_Problem to work on_. Gather up the lines that contain "Monodisperse".

--- start Data for this task ---

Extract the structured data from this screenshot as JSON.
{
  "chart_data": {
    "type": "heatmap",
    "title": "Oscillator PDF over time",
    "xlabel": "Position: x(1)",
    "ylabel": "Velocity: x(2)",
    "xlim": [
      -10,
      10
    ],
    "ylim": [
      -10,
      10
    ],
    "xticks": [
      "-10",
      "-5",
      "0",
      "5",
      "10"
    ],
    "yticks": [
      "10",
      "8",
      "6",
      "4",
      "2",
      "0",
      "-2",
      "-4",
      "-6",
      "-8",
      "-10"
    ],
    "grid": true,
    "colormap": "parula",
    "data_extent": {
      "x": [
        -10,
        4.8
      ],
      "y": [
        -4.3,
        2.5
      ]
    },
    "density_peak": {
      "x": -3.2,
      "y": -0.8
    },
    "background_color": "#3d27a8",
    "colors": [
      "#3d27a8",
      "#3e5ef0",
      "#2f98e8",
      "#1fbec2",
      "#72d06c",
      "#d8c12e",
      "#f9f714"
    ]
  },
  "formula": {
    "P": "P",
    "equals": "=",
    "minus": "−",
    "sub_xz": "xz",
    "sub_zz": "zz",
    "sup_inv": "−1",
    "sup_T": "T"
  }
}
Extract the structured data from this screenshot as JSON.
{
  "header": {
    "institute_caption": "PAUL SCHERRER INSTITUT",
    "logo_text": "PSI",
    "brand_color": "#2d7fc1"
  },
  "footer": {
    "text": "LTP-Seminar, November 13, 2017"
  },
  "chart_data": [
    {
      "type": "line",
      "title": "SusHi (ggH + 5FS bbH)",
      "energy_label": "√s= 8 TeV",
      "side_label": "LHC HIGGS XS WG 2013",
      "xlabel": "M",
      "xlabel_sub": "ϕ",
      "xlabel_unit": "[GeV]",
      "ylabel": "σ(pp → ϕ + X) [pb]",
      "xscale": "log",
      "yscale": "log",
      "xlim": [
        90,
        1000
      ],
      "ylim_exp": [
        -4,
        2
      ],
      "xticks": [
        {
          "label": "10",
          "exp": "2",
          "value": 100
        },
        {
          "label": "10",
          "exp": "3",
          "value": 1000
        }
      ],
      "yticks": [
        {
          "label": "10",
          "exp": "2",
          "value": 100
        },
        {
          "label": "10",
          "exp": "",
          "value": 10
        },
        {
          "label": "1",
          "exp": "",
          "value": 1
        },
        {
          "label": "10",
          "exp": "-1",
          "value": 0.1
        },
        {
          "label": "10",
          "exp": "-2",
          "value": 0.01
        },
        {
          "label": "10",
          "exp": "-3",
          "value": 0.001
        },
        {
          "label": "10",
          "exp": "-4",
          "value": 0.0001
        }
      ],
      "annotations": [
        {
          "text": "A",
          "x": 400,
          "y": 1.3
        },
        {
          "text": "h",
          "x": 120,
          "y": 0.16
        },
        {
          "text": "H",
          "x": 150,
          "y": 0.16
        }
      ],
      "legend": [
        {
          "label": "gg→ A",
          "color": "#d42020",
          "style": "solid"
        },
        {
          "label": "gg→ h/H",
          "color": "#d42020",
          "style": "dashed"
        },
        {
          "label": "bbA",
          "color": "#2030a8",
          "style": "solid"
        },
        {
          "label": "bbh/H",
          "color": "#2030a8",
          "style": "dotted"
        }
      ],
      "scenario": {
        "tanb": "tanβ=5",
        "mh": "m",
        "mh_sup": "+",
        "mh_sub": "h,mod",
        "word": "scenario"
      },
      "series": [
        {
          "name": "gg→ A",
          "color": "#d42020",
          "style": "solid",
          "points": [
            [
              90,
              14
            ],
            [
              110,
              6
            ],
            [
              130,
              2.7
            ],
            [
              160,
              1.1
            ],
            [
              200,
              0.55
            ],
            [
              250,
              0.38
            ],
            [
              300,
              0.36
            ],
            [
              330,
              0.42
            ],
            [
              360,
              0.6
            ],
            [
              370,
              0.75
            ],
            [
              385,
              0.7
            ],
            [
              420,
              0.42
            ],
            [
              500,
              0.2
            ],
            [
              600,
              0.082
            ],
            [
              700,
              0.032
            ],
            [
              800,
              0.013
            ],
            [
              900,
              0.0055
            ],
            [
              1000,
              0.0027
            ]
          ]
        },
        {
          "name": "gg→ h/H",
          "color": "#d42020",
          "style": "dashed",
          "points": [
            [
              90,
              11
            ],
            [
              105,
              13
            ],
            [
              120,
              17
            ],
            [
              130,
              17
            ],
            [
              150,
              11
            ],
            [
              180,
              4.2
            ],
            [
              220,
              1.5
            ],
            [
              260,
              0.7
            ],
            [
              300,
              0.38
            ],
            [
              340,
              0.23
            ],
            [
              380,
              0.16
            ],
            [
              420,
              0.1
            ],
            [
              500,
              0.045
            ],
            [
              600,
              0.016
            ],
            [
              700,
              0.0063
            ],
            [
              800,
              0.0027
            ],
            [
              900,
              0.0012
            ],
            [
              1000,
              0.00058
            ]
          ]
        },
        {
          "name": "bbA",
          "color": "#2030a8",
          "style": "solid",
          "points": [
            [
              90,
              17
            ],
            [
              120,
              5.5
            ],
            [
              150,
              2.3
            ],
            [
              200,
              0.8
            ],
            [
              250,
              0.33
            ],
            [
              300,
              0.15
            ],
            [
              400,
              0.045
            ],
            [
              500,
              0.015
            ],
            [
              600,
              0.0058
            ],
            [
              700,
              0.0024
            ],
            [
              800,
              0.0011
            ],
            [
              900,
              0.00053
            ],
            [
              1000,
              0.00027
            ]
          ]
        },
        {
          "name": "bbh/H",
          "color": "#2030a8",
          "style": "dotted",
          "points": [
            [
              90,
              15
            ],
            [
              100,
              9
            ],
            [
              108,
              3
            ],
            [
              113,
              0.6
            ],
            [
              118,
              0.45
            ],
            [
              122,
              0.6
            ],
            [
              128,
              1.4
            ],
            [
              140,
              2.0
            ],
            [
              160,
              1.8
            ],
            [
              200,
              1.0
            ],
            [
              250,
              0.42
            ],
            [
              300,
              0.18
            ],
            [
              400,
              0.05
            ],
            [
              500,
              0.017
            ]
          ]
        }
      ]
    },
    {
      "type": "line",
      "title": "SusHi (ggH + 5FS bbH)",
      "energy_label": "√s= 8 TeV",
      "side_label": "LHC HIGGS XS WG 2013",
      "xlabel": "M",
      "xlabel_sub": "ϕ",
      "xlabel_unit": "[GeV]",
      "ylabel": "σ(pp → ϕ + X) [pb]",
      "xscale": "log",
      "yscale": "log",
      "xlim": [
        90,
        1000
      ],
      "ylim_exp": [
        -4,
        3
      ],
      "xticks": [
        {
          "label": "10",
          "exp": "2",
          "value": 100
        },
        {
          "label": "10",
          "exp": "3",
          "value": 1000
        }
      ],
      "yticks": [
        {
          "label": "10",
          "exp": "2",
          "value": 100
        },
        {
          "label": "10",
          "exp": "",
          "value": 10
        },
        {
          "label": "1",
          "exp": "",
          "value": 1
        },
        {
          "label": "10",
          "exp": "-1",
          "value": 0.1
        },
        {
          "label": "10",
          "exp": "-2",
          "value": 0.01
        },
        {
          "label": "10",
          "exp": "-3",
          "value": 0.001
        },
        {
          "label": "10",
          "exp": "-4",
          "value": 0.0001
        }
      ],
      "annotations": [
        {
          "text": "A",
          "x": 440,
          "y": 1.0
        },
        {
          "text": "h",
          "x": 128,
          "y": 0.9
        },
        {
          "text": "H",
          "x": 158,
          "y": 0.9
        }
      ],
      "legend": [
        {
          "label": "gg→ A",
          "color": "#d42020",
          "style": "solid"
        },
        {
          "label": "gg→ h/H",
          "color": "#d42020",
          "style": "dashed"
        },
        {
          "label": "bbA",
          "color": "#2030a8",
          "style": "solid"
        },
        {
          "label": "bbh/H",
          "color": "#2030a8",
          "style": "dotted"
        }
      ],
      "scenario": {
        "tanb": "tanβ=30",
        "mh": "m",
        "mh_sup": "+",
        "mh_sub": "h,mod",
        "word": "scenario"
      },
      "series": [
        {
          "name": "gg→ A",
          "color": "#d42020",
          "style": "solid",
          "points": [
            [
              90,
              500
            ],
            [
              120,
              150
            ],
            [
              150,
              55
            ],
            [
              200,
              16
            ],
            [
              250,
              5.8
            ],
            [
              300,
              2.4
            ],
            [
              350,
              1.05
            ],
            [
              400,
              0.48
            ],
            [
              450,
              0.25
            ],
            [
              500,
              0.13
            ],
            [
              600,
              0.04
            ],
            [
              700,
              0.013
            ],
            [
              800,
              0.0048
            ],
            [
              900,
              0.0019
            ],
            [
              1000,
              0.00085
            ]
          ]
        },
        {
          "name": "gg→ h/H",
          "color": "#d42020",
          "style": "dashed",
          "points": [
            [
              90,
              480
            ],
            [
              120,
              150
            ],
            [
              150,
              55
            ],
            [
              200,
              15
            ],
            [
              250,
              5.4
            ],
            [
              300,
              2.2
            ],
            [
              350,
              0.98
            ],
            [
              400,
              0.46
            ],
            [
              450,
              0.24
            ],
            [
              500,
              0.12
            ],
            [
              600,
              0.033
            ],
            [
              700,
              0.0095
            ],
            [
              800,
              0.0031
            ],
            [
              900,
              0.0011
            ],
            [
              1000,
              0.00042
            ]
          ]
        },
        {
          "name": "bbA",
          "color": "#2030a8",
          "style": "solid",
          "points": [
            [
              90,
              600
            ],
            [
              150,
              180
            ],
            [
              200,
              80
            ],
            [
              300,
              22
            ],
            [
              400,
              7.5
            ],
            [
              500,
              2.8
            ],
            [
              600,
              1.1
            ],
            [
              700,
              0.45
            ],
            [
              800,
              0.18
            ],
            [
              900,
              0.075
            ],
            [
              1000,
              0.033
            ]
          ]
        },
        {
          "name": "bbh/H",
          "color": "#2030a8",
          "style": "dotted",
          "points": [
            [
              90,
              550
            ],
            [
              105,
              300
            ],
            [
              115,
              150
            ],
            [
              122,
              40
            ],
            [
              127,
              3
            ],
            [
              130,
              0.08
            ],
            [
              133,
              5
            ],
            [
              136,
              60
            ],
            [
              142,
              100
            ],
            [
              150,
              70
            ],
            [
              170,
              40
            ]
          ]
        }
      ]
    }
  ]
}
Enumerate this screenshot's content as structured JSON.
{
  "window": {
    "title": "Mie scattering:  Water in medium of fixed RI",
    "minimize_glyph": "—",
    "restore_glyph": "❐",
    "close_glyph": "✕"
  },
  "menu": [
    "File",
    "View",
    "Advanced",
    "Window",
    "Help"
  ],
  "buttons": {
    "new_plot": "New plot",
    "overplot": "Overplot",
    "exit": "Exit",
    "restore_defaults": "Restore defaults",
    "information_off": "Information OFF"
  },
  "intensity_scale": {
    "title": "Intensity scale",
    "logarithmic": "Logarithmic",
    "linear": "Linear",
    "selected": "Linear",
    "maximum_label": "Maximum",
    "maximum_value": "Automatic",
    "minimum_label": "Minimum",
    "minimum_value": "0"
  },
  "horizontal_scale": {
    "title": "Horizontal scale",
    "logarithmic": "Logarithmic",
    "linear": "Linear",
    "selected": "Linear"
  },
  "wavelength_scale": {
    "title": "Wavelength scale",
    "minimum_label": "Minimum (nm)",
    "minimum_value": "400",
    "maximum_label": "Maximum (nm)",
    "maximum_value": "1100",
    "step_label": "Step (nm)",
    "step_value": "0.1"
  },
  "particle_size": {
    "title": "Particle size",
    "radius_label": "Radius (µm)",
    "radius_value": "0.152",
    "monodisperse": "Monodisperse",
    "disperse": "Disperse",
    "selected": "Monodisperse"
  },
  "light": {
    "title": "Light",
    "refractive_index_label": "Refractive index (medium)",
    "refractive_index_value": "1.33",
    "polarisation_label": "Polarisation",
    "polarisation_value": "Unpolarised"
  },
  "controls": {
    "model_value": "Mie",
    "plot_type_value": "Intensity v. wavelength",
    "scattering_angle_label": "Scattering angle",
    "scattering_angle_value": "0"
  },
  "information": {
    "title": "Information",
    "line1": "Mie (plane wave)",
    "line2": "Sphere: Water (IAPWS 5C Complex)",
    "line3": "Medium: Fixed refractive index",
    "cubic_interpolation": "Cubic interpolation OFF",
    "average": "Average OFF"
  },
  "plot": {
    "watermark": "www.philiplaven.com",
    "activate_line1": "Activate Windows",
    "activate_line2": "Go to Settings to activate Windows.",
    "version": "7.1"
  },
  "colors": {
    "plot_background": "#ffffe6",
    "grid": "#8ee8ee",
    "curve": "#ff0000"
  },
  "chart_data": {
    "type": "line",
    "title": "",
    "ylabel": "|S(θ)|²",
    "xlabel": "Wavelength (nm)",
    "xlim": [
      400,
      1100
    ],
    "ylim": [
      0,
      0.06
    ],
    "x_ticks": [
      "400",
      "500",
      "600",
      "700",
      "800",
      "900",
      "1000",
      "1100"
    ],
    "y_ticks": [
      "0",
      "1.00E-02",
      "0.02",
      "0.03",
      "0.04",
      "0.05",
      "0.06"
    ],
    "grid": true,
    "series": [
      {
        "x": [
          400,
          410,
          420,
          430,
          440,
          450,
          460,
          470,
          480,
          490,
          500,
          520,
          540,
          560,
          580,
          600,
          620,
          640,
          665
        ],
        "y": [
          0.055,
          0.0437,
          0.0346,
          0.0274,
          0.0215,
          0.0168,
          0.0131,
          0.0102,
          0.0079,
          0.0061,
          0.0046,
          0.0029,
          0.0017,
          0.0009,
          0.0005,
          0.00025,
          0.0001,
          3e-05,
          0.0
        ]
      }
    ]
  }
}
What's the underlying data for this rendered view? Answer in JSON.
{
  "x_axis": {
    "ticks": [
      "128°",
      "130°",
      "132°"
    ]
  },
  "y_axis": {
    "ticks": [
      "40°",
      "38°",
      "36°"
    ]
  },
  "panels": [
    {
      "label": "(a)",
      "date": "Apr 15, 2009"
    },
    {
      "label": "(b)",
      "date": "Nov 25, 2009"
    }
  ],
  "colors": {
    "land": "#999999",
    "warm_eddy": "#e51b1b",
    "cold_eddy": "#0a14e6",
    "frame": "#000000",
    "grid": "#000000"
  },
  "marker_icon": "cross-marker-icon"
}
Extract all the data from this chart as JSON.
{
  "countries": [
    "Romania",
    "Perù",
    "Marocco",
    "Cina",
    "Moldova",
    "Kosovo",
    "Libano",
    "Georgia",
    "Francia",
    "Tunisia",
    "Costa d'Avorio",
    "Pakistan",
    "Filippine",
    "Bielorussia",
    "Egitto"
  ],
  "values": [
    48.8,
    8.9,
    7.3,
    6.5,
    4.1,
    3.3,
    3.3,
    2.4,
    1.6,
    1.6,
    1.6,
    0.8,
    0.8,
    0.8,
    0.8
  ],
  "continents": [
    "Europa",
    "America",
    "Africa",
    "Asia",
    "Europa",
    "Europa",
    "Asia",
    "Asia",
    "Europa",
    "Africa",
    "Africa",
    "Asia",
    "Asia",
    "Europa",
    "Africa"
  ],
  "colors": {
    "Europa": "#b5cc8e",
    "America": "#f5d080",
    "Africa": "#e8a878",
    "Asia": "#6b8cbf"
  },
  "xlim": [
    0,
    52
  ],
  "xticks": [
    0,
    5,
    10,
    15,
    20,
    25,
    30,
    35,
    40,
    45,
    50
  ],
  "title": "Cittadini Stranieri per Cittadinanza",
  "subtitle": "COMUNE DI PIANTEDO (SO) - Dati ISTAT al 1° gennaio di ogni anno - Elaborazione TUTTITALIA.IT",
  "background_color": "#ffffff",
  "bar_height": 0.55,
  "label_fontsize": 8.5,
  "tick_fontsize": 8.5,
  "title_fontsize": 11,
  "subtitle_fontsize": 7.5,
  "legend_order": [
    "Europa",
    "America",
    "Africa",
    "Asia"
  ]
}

--- end Data for this task ---

_Solution to this exercise_.
    "monodisperse": "Monodisperse",
    "selected": "Monodisperse"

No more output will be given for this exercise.